Name every news organization mentioned in the obituary of Nigel Lawson.

**PAGE:**
>>>

Nigel Lawson, who shook up British economy in Thatcher era, dies at 91



Nigel Lawson, who helped oversee Margaret Thatcher’s stormy free-market remake of the British economy as the government’s chief financial official in the 1980s and later waged battles as a conservative stalwart, strongly backing Brexit and dismissing climate change fears as overblown, has died at 91.

The BBC reported the death but did not give details, including the date, location or cause.

A self-described “radical Tory,” Mr. Lawson could be bombastic and intentionally provocative, and he remained in the spotlight long after he resigned from Thatcher’s government in 1989 over a dispute with a fiscal policy rival.

He pushed for Britain’s divorce from the European Union — a break sealed in a 2016 referendum — and often issued pro-Brexit messages from his home in E.U. member France. “I love Europe,” he told the Guardian. “That’s why I live in France.”

On climate change, he didn’t fully deny global warming but insisted that it was not a crisis. He called former vice president Al Gore “just a propagandist” for raising alarms over a warming planet.

Mr. Lawson also had footholds in foodie culture. He was author of a 1996 healthy eating guide, “The Nigel Lawson Diet Book,” on recipes and habits he attributed to his 70-pound weight loss. He was the father of celebrity chef Nigella Lawson, whose personal upheavals sometimes gained more attention than her cooking.

“The fact that when she was young she was known as Nigel Lawson’s daughter, and now I am known as Nigella Lawson’s father, pleases me immensely,” he told the Daily Telegraph in 2009. “That’s how generations should pass.”

<<<

**INFORMATION SUPPLIED:**

>>>

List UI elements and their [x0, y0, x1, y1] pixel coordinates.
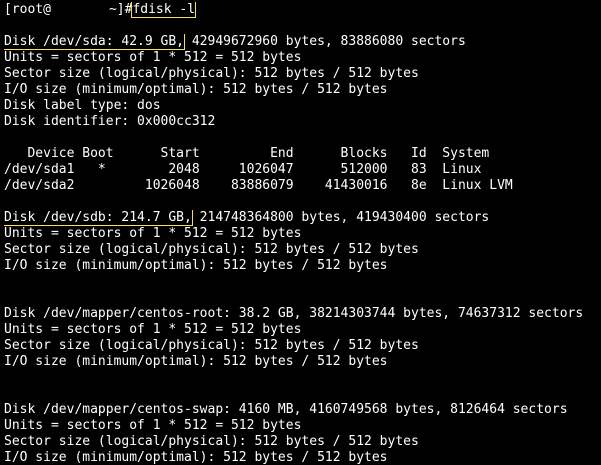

<<<

**COMPLETE ANSWER:**
The BBC, the Guardian, and the Daily Telegraph.